◆ Extract to read:
::::

In 1468, the will of the Abbot Richard de Bothwell made provision for a house and income for a schoolmaster. Burgh records from 1525 refer to the town school. Town and Abbey schools functioned in parallel until 1560 when the Abbey and its school were destroyed during the reformation. Although the school in the town was established separate from the Abbey, it maintained a strong link.

The makar Robert Henryson was one of the first people to hold the title "Master" of the town school. The school buildings were destroyed by fire in 1624. The school was reconstituted by Queen Anne of Denmark in the 16th century. It is from these people, who shaped the school in the first 800 years of its life, that the house names come from: Canmore, Queen Margaret, Bothwell, and Henryson. Denmark house ceased to exist after restructuring of the school. The school went on to be known as the High School.

In June 1939, a new building opened. When a new building was constructed in 2012, this was demolished to become playing fields.

The school celebrated 500 years since its official foundation in 1968.

In August 2012, the brand new £40 million Dunfermline High School was opened to pupils after many years of planning and construction.

In June 2016 Iain Yuile was announced as Rector of the school.

==Feeder areas==

The school's feeder primary schools are:

Within Dunfermline
- Canmore Primary School
- Commercial Primary School
- Pitreavie Primary School
- Masterton Primary School
- St Leonard's Primary School
Outwith Dunfermline
- Limekilns Primary School, Limekilns
- Camdean Primary School, Rosyth
- Kings Road Primary School, Rosyth
- Tulliallan Primary School, Kincardine

==Facilities==

Facilities include a five-a-side football pitch; a main football pitch; meeting room; free parking spaces on site; sports hall, fitness room and an assembly hall with a stage.

::::

◆ Instructions:
1) List the school house names given in the extract about Dunfermline High School.
2) Using the extract about Dunfermline High School, decide whether each statement agrees with it: (a) the Abbey and its school were destroyed in 1560; (b) the school buildings burned down in 1642; (c) the building that opened in June 1939 is still standing. Answer yes or no for each, quoting the words that decide it.

::::

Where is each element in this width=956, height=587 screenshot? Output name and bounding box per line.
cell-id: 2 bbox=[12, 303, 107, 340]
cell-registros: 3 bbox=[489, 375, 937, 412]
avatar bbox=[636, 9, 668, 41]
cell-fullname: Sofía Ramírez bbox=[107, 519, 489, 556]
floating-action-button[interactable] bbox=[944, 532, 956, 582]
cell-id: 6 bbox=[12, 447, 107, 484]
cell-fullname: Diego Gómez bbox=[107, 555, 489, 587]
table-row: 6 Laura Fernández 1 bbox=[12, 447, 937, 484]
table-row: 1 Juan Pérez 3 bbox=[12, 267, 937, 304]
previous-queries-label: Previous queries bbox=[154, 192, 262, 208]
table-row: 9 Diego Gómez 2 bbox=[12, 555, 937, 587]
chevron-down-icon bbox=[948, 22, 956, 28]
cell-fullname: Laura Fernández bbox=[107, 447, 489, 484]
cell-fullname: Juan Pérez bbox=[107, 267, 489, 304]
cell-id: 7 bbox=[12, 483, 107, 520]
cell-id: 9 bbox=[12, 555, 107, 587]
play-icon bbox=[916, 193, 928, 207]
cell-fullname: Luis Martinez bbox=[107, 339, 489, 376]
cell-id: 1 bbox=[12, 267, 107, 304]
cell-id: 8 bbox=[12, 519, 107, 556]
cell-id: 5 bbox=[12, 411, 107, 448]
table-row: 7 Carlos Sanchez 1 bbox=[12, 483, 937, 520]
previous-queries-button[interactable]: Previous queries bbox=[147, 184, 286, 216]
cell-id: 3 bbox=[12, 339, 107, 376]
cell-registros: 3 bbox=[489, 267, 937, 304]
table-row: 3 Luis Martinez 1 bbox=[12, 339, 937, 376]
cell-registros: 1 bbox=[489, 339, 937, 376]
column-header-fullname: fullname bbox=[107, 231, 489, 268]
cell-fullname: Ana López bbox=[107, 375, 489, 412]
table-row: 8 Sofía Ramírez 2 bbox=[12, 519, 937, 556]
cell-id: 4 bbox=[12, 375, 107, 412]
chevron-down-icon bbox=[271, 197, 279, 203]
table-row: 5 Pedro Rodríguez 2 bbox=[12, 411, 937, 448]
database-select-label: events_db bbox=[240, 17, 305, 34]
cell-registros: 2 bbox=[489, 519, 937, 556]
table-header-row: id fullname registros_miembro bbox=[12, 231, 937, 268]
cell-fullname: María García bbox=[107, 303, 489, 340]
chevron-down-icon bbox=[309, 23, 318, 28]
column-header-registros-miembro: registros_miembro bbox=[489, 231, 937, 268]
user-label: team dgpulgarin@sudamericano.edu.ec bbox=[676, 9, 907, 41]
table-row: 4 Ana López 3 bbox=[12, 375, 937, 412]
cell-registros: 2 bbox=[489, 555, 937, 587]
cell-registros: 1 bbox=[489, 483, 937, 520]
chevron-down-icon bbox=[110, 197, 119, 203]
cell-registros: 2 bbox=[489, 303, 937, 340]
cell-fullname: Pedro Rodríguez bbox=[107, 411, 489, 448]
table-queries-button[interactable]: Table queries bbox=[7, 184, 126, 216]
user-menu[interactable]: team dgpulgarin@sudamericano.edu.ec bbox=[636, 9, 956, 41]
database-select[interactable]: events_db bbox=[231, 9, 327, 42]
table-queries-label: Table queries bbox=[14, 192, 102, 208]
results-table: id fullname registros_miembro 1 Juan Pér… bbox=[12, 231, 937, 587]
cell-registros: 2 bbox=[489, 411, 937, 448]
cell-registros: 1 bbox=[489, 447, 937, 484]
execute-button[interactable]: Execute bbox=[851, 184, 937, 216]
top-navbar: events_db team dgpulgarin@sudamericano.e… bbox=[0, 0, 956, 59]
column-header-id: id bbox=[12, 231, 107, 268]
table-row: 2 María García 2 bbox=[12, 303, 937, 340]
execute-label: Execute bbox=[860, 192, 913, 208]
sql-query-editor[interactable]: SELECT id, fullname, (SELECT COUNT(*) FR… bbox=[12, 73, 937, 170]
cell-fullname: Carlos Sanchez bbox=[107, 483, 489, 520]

::::

◆ Solutions to the problems:
1) Canmore, Queen Margaret, Bothwell, Henryson

2)
(a) Yes: "Town and Abbey schools functioned in parallel until 1560 when the Abbey and its school were destroyed during the reformation."
(b) No: "The school buildings were destroyed by fire in 1624."
(c) No: "When a new building was constructed in 2012, this was demolished to become playing fields."